Problem details :: Copy each line below without leaving any out.

Records for this task ::

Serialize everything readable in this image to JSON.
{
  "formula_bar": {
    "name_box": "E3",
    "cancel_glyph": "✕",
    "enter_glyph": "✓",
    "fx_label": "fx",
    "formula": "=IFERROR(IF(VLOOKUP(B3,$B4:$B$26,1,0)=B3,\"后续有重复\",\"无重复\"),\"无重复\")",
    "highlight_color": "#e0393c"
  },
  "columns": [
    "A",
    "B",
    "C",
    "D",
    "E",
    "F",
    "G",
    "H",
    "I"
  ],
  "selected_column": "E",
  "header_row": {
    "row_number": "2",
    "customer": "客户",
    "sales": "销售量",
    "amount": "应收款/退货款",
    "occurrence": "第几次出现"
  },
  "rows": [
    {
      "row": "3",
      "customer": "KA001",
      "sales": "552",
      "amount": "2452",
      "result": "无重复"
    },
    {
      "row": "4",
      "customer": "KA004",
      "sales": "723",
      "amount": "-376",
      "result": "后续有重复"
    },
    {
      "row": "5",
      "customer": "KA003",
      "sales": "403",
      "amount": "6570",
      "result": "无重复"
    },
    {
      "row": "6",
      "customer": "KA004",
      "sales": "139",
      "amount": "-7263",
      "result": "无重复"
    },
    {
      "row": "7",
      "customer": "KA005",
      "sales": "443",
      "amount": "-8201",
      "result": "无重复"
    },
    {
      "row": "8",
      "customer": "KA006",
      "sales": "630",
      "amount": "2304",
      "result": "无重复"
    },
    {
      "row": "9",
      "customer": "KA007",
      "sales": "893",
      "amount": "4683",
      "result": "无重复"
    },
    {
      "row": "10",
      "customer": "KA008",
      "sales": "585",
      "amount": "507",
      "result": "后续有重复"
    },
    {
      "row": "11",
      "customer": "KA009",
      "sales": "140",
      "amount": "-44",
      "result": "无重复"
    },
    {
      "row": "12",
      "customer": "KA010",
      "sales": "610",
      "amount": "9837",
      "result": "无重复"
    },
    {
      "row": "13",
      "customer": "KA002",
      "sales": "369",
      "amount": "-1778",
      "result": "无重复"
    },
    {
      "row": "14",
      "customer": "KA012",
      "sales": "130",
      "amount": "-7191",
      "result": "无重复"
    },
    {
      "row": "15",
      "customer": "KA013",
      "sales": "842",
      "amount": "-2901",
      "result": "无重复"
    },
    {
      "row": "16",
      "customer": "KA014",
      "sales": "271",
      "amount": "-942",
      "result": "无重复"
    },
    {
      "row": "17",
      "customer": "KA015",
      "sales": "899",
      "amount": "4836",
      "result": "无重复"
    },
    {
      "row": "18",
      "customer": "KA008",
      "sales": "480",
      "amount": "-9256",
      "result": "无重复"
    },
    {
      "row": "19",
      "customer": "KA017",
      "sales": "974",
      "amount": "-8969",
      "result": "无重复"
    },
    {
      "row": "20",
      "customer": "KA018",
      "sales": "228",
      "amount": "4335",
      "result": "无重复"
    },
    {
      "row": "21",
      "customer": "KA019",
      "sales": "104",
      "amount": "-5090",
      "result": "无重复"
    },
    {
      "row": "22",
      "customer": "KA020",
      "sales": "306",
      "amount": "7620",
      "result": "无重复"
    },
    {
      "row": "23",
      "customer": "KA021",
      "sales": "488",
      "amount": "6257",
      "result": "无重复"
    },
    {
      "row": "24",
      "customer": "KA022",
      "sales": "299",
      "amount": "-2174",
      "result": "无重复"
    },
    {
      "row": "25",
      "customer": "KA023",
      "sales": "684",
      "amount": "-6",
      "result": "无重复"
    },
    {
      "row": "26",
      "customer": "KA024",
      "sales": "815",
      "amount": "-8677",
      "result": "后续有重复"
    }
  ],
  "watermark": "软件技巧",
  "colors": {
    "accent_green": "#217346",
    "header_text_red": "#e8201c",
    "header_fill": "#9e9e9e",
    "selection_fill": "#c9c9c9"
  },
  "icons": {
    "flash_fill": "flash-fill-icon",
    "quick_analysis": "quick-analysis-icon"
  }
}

Finished task ::
Serialize everything readable in this image to JSON.
{
  "formula_bar": {
    "name_box": "E3",
    "cancel_glyph": "✕",
    "enter_glyph": "✓",
    "fx_label": "fx",
    "formula": "=IFERROR(IF(VLOOKUP(B3,$B4:$B$26,1,0)=B3,\"后续有重复\",\"无重复\"),\"无重复\")",
    "highlight_color": "#e0393c"
  },
  "columns": [
    "A",
    "B",
    "C",
    "D",
    "E",
    "F",
    "G",
    "H",
    "I"
  ],
  "selected_column": "E",
  "header_row": {
    "row_number": "2",
    "customer": "客户",
    "sales": "销售量",
    "amount": "应收款/退货款",
    "occurrence": "第几次出现"
  },
  "rows": [
    {
      "row": "3",
      "customer": "KA001",
      "sales": "552",
      "amount": "2452",
      "result": "无重复"
    },
    {
      "row": "4",
      "customer": "KA004",
      "sales": "723",
      "amount": "-376",
      "result": "后续有重复"
    },
    {
      "row": "5",
      "customer": "KA003",
      "sales": "403",
      "amount": "6570",
      "result": "无重复"
    },
    {
      "row": "6",
      "customer": "KA004",
      "sales": "139",
      "amount": "-7263",
      "result": "无重复"
    },
    {
      "row": "7",
      "customer": "KA005",
      "sales": "443",
      "amount": "-8201",
      "result": "无重复"
    },
    {
      "row": "8",
      "customer": "KA006",
      "sales": "630",
      "amount": "2304",
      "result": "无重复"
    },
    {
      "row": "9",
      "customer": "KA007",
      "sales": "893",
      "amount": "4683",
      "result": "无重复"
    },
    {
      "row": "10",
      "customer": "KA008",
      "sales": "585",
      "amount": "507",
      "result": "后续有重复"
    },
    {
      "row": "11",
      "customer": "KA009",
      "sales": "140",
      "amount": "-44",
      "result": "无重复"
    },
    {
      "row": "12",
      "customer": "KA010",
      "sales": "610",
      "amount": "9837",
      "result": "无重复"
    },
    {
      "row": "13",
      "customer": "KA002",
      "sales": "369",
      "amount": "-1778",
      "result": "无重复"
    },
    {
      "row": "14",
      "customer": "KA012",
      "sales": "130",
      "amount": "-7191",
      "result": "无重复"
    },
    {
      "row": "15",
      "customer": "KA013",
      "sales": "842",
      "amount": "-2901",
      "result": "无重复"
    },
    {
      "row": "16",
      "customer": "KA014",
      "sales": "271",
      "amount": "-942",
      "result": "无重复"
    },
    {
      "row": "17",
      "customer": "KA015",
      "sales": "899",
      "amount": "4836",
      "result": "无重复"
    },
    {
      "row": "18",
      "customer": "KA008",
      "sales": "480",
      "amount": "-9256",
      "result": "无重复"
    },
    {
      "row": "19",
      "customer": "KA017",
      "sales": "974",
      "amount": "-8969",
      "result": "无重复"
    },
    {
      "row": "20",
      "customer": "KA018",
      "sales": "228",
      "amount": "4335",
      "result": "无重复"
    },
    {
      "row": "21",
      "customer": "KA019",
      "sales": "104",
      "amount": "-5090",
      "result": "无重复"
    },
    {
      "row": "22",
      "customer": "KA020",
      "sales": "306",
      "amount": "7620",
      "result": "无重复"
    },
    {
      "row": "23",
      "customer": "KA021",
      "sales": "488",
      "amount": "6257",
      "result": "无重复"
    },
    {
      "row": "24",
      "customer": "KA022",
      "sales": "299",
      "amount": "-2174",
      "result": "无重复"
    },
    {
      "row": "25",
      "customer": "KA023",
      "sales": "684",
      "amount": "-6",
      "result": "无重复"
    },
    {
      "row": "26",
      "customer": "KA024",
      "sales": "815",
      "amount": "-8677",
      "result": "后续有重复"
    }
  ],
  "watermark": "软件技巧",
  "colors": {
    "accent_green": "#217346",
    "header_text_red": "#e8201c",
    "header_fill": "#9e9e9e",
    "selection_fill": "#c9c9c9"
  },
  "icons": {
    "flash_fill": "flash-fill-icon",
    "quick_analysis": "quick-analysis-icon"
  }
}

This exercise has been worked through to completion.